**Exercise description:** Beneath this task is a listing; retype all of it exactly.

**Data to process:**

◇ ◇ ◇ ◇ ◇

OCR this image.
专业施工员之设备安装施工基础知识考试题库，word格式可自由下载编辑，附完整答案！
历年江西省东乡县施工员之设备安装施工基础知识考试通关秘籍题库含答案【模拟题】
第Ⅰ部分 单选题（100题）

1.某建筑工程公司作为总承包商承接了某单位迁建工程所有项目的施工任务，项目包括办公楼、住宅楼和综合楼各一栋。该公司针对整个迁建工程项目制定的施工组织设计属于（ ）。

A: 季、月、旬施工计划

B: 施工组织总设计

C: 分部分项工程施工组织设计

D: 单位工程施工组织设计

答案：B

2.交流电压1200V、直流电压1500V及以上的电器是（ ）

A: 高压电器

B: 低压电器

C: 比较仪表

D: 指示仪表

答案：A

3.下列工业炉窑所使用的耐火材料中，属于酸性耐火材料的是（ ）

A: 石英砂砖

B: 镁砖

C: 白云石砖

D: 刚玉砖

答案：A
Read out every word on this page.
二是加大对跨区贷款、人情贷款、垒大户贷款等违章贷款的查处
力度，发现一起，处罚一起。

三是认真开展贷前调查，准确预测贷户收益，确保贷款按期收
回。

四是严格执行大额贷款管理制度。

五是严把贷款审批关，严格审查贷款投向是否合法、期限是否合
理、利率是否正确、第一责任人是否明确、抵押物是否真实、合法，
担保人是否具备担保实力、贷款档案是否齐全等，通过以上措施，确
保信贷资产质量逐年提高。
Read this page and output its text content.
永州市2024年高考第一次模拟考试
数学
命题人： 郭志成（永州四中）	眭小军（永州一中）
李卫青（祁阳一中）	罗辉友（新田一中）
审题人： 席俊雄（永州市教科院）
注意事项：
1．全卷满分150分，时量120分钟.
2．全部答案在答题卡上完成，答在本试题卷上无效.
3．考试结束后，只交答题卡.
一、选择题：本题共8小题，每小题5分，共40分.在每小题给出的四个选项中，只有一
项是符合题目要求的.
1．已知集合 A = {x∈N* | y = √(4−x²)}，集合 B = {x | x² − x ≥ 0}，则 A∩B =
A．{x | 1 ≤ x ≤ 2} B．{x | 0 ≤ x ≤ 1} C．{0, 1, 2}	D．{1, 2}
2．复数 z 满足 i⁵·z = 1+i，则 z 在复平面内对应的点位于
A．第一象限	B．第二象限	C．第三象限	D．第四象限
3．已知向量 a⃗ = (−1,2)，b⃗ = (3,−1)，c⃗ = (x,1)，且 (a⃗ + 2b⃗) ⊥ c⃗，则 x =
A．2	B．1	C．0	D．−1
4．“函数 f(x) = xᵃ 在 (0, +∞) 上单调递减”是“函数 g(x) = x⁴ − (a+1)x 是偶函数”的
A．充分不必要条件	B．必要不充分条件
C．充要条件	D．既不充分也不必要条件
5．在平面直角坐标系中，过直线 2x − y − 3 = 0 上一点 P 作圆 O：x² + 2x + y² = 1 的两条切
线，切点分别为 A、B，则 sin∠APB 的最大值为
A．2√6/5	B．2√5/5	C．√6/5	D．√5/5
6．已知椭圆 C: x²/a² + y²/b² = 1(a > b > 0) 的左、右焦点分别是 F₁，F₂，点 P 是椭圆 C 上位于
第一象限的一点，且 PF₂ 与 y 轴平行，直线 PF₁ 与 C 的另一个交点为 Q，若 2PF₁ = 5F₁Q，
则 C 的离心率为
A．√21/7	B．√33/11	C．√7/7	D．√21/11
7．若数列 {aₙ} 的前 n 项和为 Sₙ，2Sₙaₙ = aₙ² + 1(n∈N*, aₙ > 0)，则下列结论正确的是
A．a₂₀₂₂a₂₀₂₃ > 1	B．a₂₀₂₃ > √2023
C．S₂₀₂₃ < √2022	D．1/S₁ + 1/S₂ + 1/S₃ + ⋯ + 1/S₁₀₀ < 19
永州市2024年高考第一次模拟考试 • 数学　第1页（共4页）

◇ ◇ ◇ ◇ ◇

**Exercise solution:**
OCR this image.
专业施工员之设备安装施工基础知识考试题库，word格式可自由下载编辑，附完整答案！
历年江西省东乡县施工员之设备安装施工基础知识考试通关秘籍题库含答案【模拟题】
第Ⅰ部分 单选题（100题）

1.某建筑工程公司作为总承包商承接了某单位迁建工程所有项目的施工任务，项目包括办公楼、住宅楼和综合楼各一栋。该公司针对整个迁建工程项目制定的施工组织设计属于（ ）。

A: 季、月、旬施工计划

B: 施工组织总设计

C: 分部分项工程施工组织设计

D: 单位工程施工组织设计

答案：B

2.交流电压1200V、直流电压1500V及以上的电器是（ ）

A: 高压电器

B: 低压电器

C: 比较仪表

D: 指示仪表

答案：A

3.下列工业炉窑所使用的耐火材料中，属于酸性耐火材料的是（ ）

A: 石英砂砖

B: 镁砖

C: 白云石砖

D: 刚玉砖

答案：A
Read out every word on this page.
二是加大对跨区贷款、人情贷款、垒大户贷款等违章贷款的查处
力度，发现一起，处罚一起。

三是认真开展贷前调查，准确预测贷户收益，确保贷款按期收
回。

四是严格执行大额贷款管理制度。

五是严把贷款审批关，严格审查贷款投向是否合法、期限是否合
理、利率是否正确、第一责任人是否明确、抵押物是否真实、合法，
担保人是否具备担保实力、贷款档案是否齐全等，通过以上措施，确
保信贷资产质量逐年提高。
Read this page and output its text content.
永州市2024年高考第一次模拟考试
数学
命题人： 郭志成（永州四中）	眭小军（永州一中）
李卫青（祁阳一中）	罗辉友（新田一中）
审题人： 席俊雄（永州市教科院）
注意事项：
1．全卷满分150分，时量120分钟.
2．全部答案在答题卡上完成，答在本试题卷上无效.
3．考试结束后，只交答题卡.
一、选择题：本题共8小题，每小题5分，共40分.在每小题给出的四个选项中，只有一
项是符合题目要求的.
1．已知集合 A = {x∈N* | y = √(4−x²)}，集合 B = {x | x² − x ≥ 0}，则 A∩B =
A．{x | 1 ≤ x ≤ 2} B．{x | 0 ≤ x ≤ 1} C．{0, 1, 2}	D．{1, 2}
2．复数 z 满足 i⁵·z = 1+i，则 z 在复平面内对应的点位于
A．第一象限	B．第二象限	C．第三象限	D．第四象限
3．已知向量 a⃗ = (−1,2)，b⃗ = (3,−1)，c⃗ = (x,1)，且 (a⃗ + 2b⃗) ⊥ c⃗，则 x =
A．2	B．1	C．0	D．−1
4．“函数 f(x) = xᵃ 在 (0, +∞) 上单调递减”是“函数 g(x) = x⁴ − (a+1)x 是偶函数”的
A．充分不必要条件	B．必要不充分条件
C．充要条件	D．既不充分也不必要条件
5．在平面直角坐标系中，过直线 2x − y − 3 = 0 上一点 P 作圆 O：x² + 2x + y² = 1 的两条切
线，切点分别为 A、B，则 sin∠APB 的最大值为
A．2√6/5	B．2√5/5	C．√6/5	D．√5/5
6．已知椭圆 C: x²/a² + y²/b² = 1(a > b > 0) 的左、右焦点分别是 F₁，F₂，点 P 是椭圆 C 上位于
第一象限的一点，且 PF₂ 与 y 轴平行，直线 PF₁ 与 C 的另一个交点为 Q，若 2PF₁ = 5F₁Q，
则 C 的离心率为
A．√21/7	B．√33/11	C．√7/7	D．√21/11
7．若数列 {aₙ} 的前 n 项和为 Sₙ，2Sₙaₙ = aₙ² + 1(n∈N*, aₙ > 0)，则下列结论正确的是
A．a₂₀₂₂a₂₀₂₃ > 1	B．a₂₀₂₃ > √2023
C．S₂₀₂₃ < √2022	D．1/S₁ + 1/S₂ + 1/S₃ + ⋯ + 1/S₁₀₀ < 19
永州市2024年高考第一次模拟考试 • 数学　第1页（共4页）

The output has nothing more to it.